◆ **GIVEN EXERCISE**: From the data that follows, report how many lines hold the string "title", giving only the number.

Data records
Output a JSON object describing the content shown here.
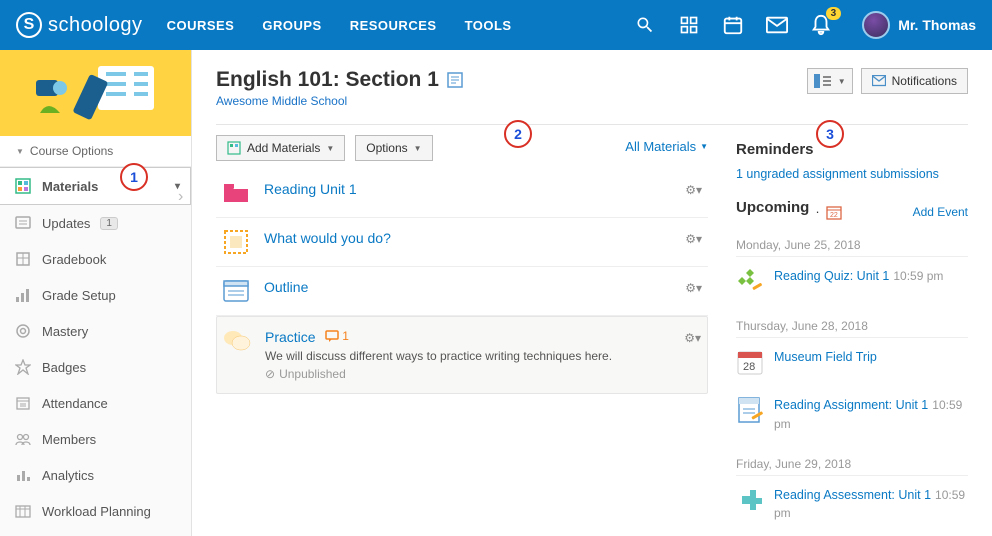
{
  "header": {
    "brand": "schoology",
    "nav": [
      "COURSES",
      "GROUPS",
      "RESOURCES",
      "TOOLS"
    ],
    "notification_count": "3",
    "user_name": "Mr. Thomas"
  },
  "sidebar": {
    "course_options": "Course Options",
    "items": [
      {
        "label": "Materials",
        "badge": null,
        "active": true
      },
      {
        "label": "Updates",
        "badge": "1"
      },
      {
        "label": "Gradebook"
      },
      {
        "label": "Grade Setup"
      },
      {
        "label": "Mastery"
      },
      {
        "label": "Badges"
      },
      {
        "label": "Attendance"
      },
      {
        "label": "Members"
      },
      {
        "label": "Analytics"
      },
      {
        "label": "Workload Planning"
      }
    ]
  },
  "course": {
    "title": "English 101: Section 1",
    "school": "Awesome Middle School",
    "notifications_btn": "Notifications"
  },
  "toolbar": {
    "add_materials": "Add Materials",
    "options": "Options",
    "all_materials": "All Materials"
  },
  "materials": [
    {
      "type": "folder",
      "title": "Reading Unit 1"
    },
    {
      "type": "assignment",
      "title": "What would you do?"
    },
    {
      "type": "page",
      "title": "Outline"
    },
    {
      "type": "discussion",
      "title": "Practice",
      "count": "1",
      "desc": "We will discuss different ways to practice writing techniques here.",
      "unpub": "Unpublished"
    }
  ],
  "reminders": {
    "heading": "Reminders",
    "link": "1 ungraded assignment submissions"
  },
  "upcoming": {
    "heading": "Upcoming",
    "add_event": "Add Event",
    "days": [
      {
        "label": "Monday, June 25, 2018",
        "events": [
          {
            "title": "Reading Quiz: Unit 1",
            "time": "10:59 pm",
            "icon": "quiz"
          }
        ]
      },
      {
        "label": "Thursday, June 28, 2018",
        "events": [
          {
            "title": "Museum Field Trip",
            "time": "",
            "icon": "cal",
            "day": "28"
          },
          {
            "title": "Reading Assignment: Unit 1",
            "time": "10:59 pm",
            "icon": "assign"
          }
        ]
      },
      {
        "label": "Friday, June 29, 2018",
        "events": [
          {
            "title": "Reading Assessment: Unit 1",
            "time": "10:59 pm",
            "icon": "assess"
          }
        ]
      }
    ]
  },
  "annotations": [
    "1",
    "2",
    "3"
  ]
}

◆ **RESULT FOR THIS TASK**: 9